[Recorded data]
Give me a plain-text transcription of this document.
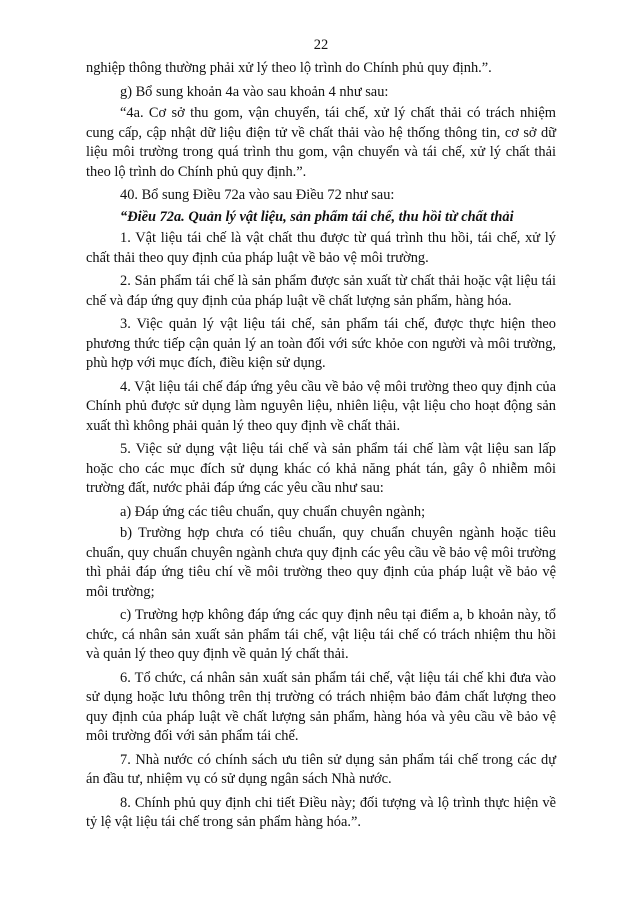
22

nghiệp thông thường phải xử lý theo lộ trình do Chính phủ quy định.”.

g) Bổ sung khoản 4a vào sau khoản 4 như sau:

“4a. Cơ sở thu gom, vận chuyển, tái chế, xử lý chất thải có trách nhiệm cung cấp, cập nhật dữ liệu điện tử về chất thải vào hệ thống thông tin, cơ sở dữ liệu môi trường trong quá trình thu gom, vận chuyển và tái chế, xử lý chất thải theo lộ trình do Chính phủ quy định.”.

40. Bổ sung Điều 72a vào sau Điều 72 như sau:

“Điều 72a. Quản lý vật liệu, sản phẩm tái chế, thu hồi từ chất thải

1. Vật liệu tái chế là vật chất thu được từ quá trình thu hồi, tái chế, xử lý chất thải theo quy định của pháp luật về bảo vệ môi trường.

2. Sản phẩm tái chế là sản phẩm được sản xuất từ chất thải hoặc vật liệu tái chế và đáp ứng quy định của pháp luật về chất lượng sản phẩm, hàng hóa.

3. Việc quản lý vật liệu tái chế, sản phẩm tái chế, được thực hiện theo phương thức tiếp cận quản lý an toàn đối với sức khỏe con người và môi trường, phù hợp với mục đích, điều kiện sử dụng.

4. Vật liệu tái chế đáp ứng yêu cầu về bảo vệ môi trường theo quy định của Chính phủ được sử dụng làm nguyên liệu, nhiên liệu, vật liệu cho hoạt động sản xuất thì không phải quản lý theo quy định về chất thải.

5. Việc sử dụng vật liệu tái chế và sản phẩm tái chế làm vật liệu san lấp hoặc cho các mục đích sử dụng khác có khả năng phát tán, gây ô nhiễm môi trường đất, nước phải đáp ứng các yêu cầu như sau:

a) Đáp ứng các tiêu chuẩn, quy chuẩn chuyên ngành;

b) Trường hợp chưa có tiêu chuẩn, quy chuẩn chuyên ngành hoặc tiêu chuẩn, quy chuẩn chuyên ngành chưa quy định các yêu cầu về bảo vệ môi trường thì phải đáp ứng tiêu chí về môi trường theo quy định của pháp luật về bảo vệ môi trường;

c) Trường hợp không đáp ứng các quy định nêu tại điểm a, b khoản này, tổ chức, cá nhân sản xuất sản phẩm tái chế, vật liệu tái chế có trách nhiệm thu hồi và quản lý theo quy định về quản lý chất thải.

6. Tổ chức, cá nhân sản xuất sản phẩm tái chế, vật liệu tái chế khi đưa vào sử dụng hoặc lưu thông trên thị trường có trách nhiệm bảo đảm chất lượng theo quy định của pháp luật về chất lượng sản phẩm, hàng hóa và yêu cầu về bảo vệ môi trường đối với sản phẩm tái chế.

7. Nhà nước có chính sách ưu tiên sử dụng sản phẩm tái chế trong các dự án đầu tư, nhiệm vụ có sử dụng ngân sách Nhà nước.

8. Chính phủ quy định chi tiết Điều này; đối tượng và lộ trình thực hiện về tỷ lệ vật liệu tái chế trong sản phẩm hàng hóa.”.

- **WHAT YOU WILL DO**
Transcribe each entry above exactly, apart from the pictures.

- **OUTPUT FOR THIS TASK**
Give me a plain-text transcription of this document.
22

nghiệp thông thường phải xử lý theo lộ trình do Chính phủ quy định.”.

g) Bổ sung khoản 4a vào sau khoản 4 như sau:

“4a. Cơ sở thu gom, vận chuyển, tái chế, xử lý chất thải có trách nhiệm cung cấp, cập nhật dữ liệu điện tử về chất thải vào hệ thống thông tin, cơ sở dữ liệu môi trường trong quá trình thu gom, vận chuyển và tái chế, xử lý chất thải theo lộ trình do Chính phủ quy định.”.

40. Bổ sung Điều 72a vào sau Điều 72 như sau:

“Điều 72a. Quản lý vật liệu, sản phẩm tái chế, thu hồi từ chất thải

1. Vật liệu tái chế là vật chất thu được từ quá trình thu hồi, tái chế, xử lý chất thải theo quy định của pháp luật về bảo vệ môi trường.

2. Sản phẩm tái chế là sản phẩm được sản xuất từ chất thải hoặc vật liệu tái chế và đáp ứng quy định của pháp luật về chất lượng sản phẩm, hàng hóa.

3. Việc quản lý vật liệu tái chế, sản phẩm tái chế, được thực hiện theo phương thức tiếp cận quản lý an toàn đối với sức khỏe con người và môi trường, phù hợp với mục đích, điều kiện sử dụng.

4. Vật liệu tái chế đáp ứng yêu cầu về bảo vệ môi trường theo quy định của Chính phủ được sử dụng làm nguyên liệu, nhiên liệu, vật liệu cho hoạt động sản xuất thì không phải quản lý theo quy định về chất thải.

5. Việc sử dụng vật liệu tái chế và sản phẩm tái chế làm vật liệu san lấp hoặc cho các mục đích sử dụng khác có khả năng phát tán, gây ô nhiễm môi trường đất, nước phải đáp ứng các yêu cầu như sau:

a) Đáp ứng các tiêu chuẩn, quy chuẩn chuyên ngành;

b) Trường hợp chưa có tiêu chuẩn, quy chuẩn chuyên ngành hoặc tiêu chuẩn, quy chuẩn chuyên ngành chưa quy định các yêu cầu về bảo vệ môi trường thì phải đáp ứng tiêu chí về môi trường theo quy định của pháp luật về bảo vệ môi trường;

c) Trường hợp không đáp ứng các quy định nêu tại điểm a, b khoản này, tổ chức, cá nhân sản xuất sản phẩm tái chế, vật liệu tái chế có trách nhiệm thu hồi và quản lý theo quy định về quản lý chất thải.

6. Tổ chức, cá nhân sản xuất sản phẩm tái chế, vật liệu tái chế khi đưa vào sử dụng hoặc lưu thông trên thị trường có trách nhiệm bảo đảm chất lượng theo quy định của pháp luật về chất lượng sản phẩm, hàng hóa và yêu cầu về bảo vệ môi trường đối với sản phẩm tái chế.

7. Nhà nước có chính sách ưu tiên sử dụng sản phẩm tái chế trong các dự án đầu tư, nhiệm vụ có sử dụng ngân sách Nhà nước.

8. Chính phủ quy định chi tiết Điều này; đối tượng và lộ trình thực hiện về tỷ lệ vật liệu tái chế trong sản phẩm hàng hóa.”.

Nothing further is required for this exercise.